SHORT PROBLEM >>
Recast every line of the entries below as a Markdown table with the columns Row and Entry line. Skip blank lines and leave out the pictures.
======== DATA SHOWN ========
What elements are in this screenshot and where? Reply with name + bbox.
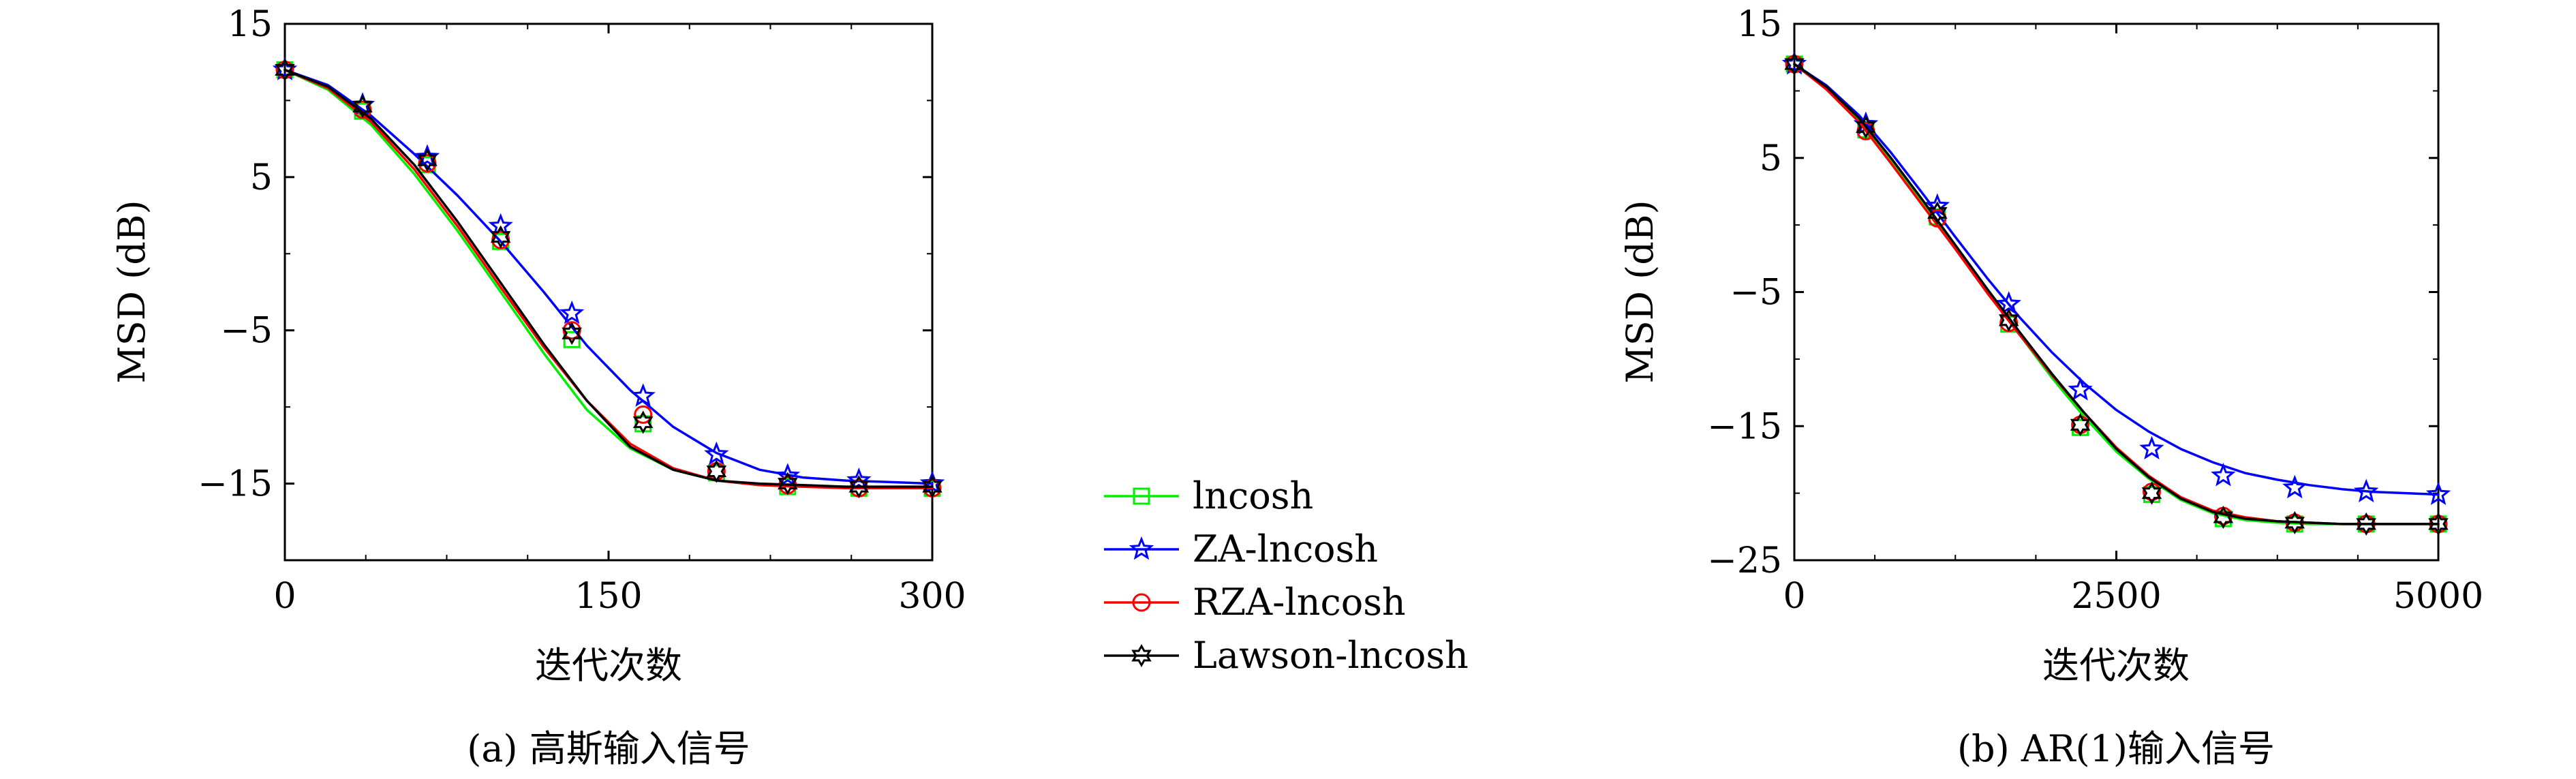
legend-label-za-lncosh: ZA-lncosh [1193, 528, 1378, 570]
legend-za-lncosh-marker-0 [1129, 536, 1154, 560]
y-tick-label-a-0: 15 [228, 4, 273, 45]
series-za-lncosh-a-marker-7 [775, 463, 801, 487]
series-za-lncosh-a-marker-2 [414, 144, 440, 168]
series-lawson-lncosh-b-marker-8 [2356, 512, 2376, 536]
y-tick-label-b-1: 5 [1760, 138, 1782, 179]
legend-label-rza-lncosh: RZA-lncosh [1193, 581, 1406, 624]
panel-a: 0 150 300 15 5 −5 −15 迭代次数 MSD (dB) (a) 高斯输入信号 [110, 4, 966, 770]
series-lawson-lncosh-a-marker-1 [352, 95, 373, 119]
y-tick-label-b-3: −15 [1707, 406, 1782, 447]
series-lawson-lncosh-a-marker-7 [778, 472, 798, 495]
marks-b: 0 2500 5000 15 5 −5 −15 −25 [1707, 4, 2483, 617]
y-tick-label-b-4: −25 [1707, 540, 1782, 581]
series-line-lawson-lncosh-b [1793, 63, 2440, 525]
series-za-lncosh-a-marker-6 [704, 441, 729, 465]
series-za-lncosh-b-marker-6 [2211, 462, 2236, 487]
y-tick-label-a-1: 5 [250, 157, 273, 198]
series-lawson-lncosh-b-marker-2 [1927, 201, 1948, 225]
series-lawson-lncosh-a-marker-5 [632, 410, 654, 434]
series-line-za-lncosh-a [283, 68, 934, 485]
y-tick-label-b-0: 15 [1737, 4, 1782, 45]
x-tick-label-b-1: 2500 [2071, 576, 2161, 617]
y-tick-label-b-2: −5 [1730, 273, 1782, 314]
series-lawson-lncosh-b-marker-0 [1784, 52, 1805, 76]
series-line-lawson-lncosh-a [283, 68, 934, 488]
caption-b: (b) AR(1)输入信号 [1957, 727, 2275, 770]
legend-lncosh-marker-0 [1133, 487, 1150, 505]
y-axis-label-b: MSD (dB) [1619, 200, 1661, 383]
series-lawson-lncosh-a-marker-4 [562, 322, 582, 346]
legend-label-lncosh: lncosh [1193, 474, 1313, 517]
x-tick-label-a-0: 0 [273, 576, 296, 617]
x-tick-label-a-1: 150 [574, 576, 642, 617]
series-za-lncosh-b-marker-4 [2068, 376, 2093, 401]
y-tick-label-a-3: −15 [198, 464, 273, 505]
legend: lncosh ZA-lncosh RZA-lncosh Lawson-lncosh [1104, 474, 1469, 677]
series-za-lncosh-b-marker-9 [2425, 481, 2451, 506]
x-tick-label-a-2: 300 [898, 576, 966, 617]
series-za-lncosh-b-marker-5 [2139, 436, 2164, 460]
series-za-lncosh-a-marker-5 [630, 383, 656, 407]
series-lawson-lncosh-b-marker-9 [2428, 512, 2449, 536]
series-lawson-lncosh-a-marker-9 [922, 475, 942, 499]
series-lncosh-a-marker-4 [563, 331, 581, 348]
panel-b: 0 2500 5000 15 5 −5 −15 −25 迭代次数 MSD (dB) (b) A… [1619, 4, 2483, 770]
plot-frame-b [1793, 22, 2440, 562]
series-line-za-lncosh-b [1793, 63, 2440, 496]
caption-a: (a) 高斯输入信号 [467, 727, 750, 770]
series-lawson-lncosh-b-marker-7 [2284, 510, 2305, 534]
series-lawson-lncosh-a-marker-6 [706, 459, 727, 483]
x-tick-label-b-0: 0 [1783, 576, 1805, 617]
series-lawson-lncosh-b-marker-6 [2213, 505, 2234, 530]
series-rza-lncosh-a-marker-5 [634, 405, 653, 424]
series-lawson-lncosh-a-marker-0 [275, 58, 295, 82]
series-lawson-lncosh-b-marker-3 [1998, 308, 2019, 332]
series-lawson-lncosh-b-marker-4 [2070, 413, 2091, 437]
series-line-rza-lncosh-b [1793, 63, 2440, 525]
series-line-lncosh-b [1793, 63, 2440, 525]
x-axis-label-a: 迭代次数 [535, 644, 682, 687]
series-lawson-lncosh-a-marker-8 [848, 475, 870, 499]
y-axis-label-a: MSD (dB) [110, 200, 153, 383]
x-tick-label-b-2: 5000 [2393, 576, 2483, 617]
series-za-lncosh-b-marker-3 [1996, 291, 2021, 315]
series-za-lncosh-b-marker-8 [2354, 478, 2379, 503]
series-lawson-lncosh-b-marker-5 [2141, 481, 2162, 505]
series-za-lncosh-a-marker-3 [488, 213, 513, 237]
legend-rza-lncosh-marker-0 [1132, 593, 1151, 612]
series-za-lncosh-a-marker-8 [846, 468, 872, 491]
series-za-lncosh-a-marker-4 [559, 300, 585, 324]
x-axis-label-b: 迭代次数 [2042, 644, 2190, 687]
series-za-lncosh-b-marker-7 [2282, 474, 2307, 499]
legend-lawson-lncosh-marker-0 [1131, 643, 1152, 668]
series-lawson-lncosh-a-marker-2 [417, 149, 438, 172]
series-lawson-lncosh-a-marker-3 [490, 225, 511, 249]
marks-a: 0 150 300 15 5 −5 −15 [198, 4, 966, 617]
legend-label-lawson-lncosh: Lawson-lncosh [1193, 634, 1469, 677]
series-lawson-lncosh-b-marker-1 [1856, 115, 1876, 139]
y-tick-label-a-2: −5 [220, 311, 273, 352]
========
SOLUTION FOR THIS EXERCISE >>
| Row | Entry line |
|---|---|
| 1 | What elements are in this screenshot and where? Reply with name + bbox. |
| 2 | legend-label-za-lncosh: ZA-lncosh [1193, 528, 1378, 570] |
| 3 | legend-za-lncosh-marker-0 [1129, 536, 1154, 560] |
| 4 | y-tick-label-a-0: 15 [228, 4, 273, 45] |
| 5 | series-za-lncosh-a-marker-7 [775, 463, 801, 487] |
| 6 | series-za-lncosh-a-marker-2 [414, 144, 440, 168] |
| 7 | series-lawson-lncosh-b-marker-8 [2356, 512, 2376, 536] |
| 8 | y-tick-label-b-1: 5 [1760, 138, 1782, 179] |
| 9 | legend-label-rza-lncosh: RZA-lncosh [1193, 581, 1406, 624] |
| 10 | panel-a: 0 150 300 15 5 −5 −15 迭代次数 MSD (dB) (a) 高斯输入信号 [110, 4, 966, 770] |
| 11 | series-lawson-lncosh-a-marker-1 [352, 95, 373, 119] |
| 12 | y-tick-label-b-3: −15 [1707, 406, 1782, 447] |
| 13 | series-lawson-lncosh-a-marker-7 [778, 472, 798, 495] |
| 14 | marks-b: 0 2500 5000 15 5 −5 −15 −25 [1707, 4, 2483, 617] |
| 15 | y-tick-label-b-4: −25 [1707, 540, 1782, 581] |
| 16 | series-line-lawson-lncosh-b [1793, 63, 2440, 525] |
| 17 | series-za-lncosh-a-marker-6 [704, 441, 729, 465] |
| 18 | series-za-lncosh-b-marker-6 [2211, 462, 2236, 487] |
| 19 | y-tick-label-a-1: 5 [250, 157, 273, 198] |
| 20 | series-lawson-lncosh-b-marker-2 [1927, 201, 1948, 225] |
| 21 | series-lawson-lncosh-a-marker-5 [632, 410, 654, 434] |
| 22 | series-line-za-lncosh-a [283, 68, 934, 485] |
| 23 | y-tick-label-b-0: 15 [1737, 4, 1782, 45] |
| 24 | x-tick-label-b-1: 2500 [2071, 576, 2161, 617] |
| 25 | y-tick-label-b-2: −5 [1730, 273, 1782, 314] |
| 26 | series-lawson-lncosh-b-marker-0 [1784, 52, 1805, 76] |
| 27 | series-line-lawson-lncosh-a [283, 68, 934, 488] |
| 28 | caption-b: (b) AR(1)输入信号 [1957, 727, 2275, 770] |
| 29 | legend-lncosh-marker-0 [1133, 487, 1150, 505] |
| 30 | y-axis-label-b: MSD (dB) [1619, 200, 1661, 383] |
| 31 | series-lawson-lncosh-a-marker-4 [562, 322, 582, 346] |
| 32 | legend-label-lncosh: lncosh [1193, 474, 1313, 517] |
| 33 | x-tick-label-a-0: 0 [273, 576, 296, 617] |
| 34 | x-tick-label-a-1: 150 [574, 576, 642, 617] |
| 35 | series-za-lncosh-b-marker-4 [2068, 376, 2093, 401] |
| 36 | y-tick-label-a-3: −15 [198, 464, 273, 505] |
| 37 | legend: lncosh ZA-lncosh RZA-lncosh Lawson-lncosh [1104, 474, 1469, 677] |
| 38 | series-za-lncosh-b-marker-9 [2425, 481, 2451, 506] |
| 39 | x-tick-label-a-2: 300 [898, 576, 966, 617] |
| 40 | series-za-lncosh-b-marker-5 [2139, 436, 2164, 460] |
| 41 | series-za-lncosh-a-marker-5 [630, 383, 656, 407] |
| 42 | series-lawson-lncosh-b-marker-9 [2428, 512, 2449, 536] |
| 43 | series-lawson-lncosh-a-marker-9 [922, 475, 942, 499] |
| 44 | series-lncosh-a-marker-4 [563, 331, 581, 348] |
| 45 | panel-b: 0 2500 5000 15 5 −5 −15 −25 迭代次数 MSD (dB) (b) A… [1619, 4, 2483, 770] |
| 46 | plot-frame-b [1793, 22, 2440, 562] |
| 47 | series-line-za-lncosh-b [1793, 63, 2440, 496] |
| 48 | caption-a: (a) 高斯输入信号 [467, 727, 750, 770] |
| 49 | series-lawson-lncosh-b-marker-7 [2284, 510, 2305, 534] |
| 50 | series-lawson-lncosh-a-marker-6 [706, 459, 727, 483] |
| 51 | x-tick-label-b-0: 0 [1783, 576, 1805, 617] |
| 52 | series-lawson-lncosh-b-marker-6 [2213, 505, 2234, 530] |
| 53 | series-rza-lncosh-a-marker-5 [634, 405, 653, 424] |
| 54 | series-lawson-lncosh-a-marker-0 [275, 58, 295, 82] |
| 55 | series-lawson-lncosh-b-marker-3 [1998, 308, 2019, 332] |
| 56 | series-lawson-lncosh-b-marker-4 [2070, 413, 2091, 437] |
| 57 | series-line-rza-lncosh-b [1793, 63, 2440, 525] |
| 58 | series-line-lncosh-b [1793, 63, 2440, 525] |
| 59 | x-axis-label-a: 迭代次数 [535, 644, 682, 687] |
| 60 | series-lawson-lncosh-a-marker-8 [848, 475, 870, 499] |
| 61 | y-axis-label-a: MSD (dB) [110, 200, 153, 383] |
| 62 | x-tick-label-b-2: 5000 [2393, 576, 2483, 617] |
| 63 | series-za-lncosh-b-marker-3 [1996, 291, 2021, 315] |
| 64 | series-za-lncosh-b-marker-8 [2354, 478, 2379, 503] |
| 65 | series-lawson-lncosh-b-marker-5 [2141, 481, 2162, 505] |
| 66 | series-za-lncosh-a-marker-3 [488, 213, 513, 237] |
| 67 | legend-rza-lncosh-marker-0 [1132, 593, 1151, 612] |
| 68 | series-za-lncosh-a-marker-8 [846, 468, 872, 491] |
| 69 | series-za-lncosh-a-marker-4 [559, 300, 585, 324] |
| 70 | x-axis-label-b: 迭代次数 [2042, 644, 2190, 687] |
| 71 | series-za-lncosh-b-marker-7 [2282, 474, 2307, 499] |
| 72 | legend-lawson-lncosh-marker-0 [1131, 643, 1152, 668] |
| 73 | series-lawson-lncosh-a-marker-2 [417, 149, 438, 172] |
| 74 | series-lawson-lncosh-a-marker-3 [490, 225, 511, 249] |
| 75 | marks-a: 0 150 300 15 5 −5 −15 [198, 4, 966, 617] |
| 76 | legend-label-lawson-lncosh: Lawson-lncosh [1193, 634, 1469, 677] |
| 77 | series-lawson-lncosh-b-marker-1 [1856, 115, 1876, 139] |
| 78 | y-tick-label-a-2: −5 [220, 311, 273, 352] |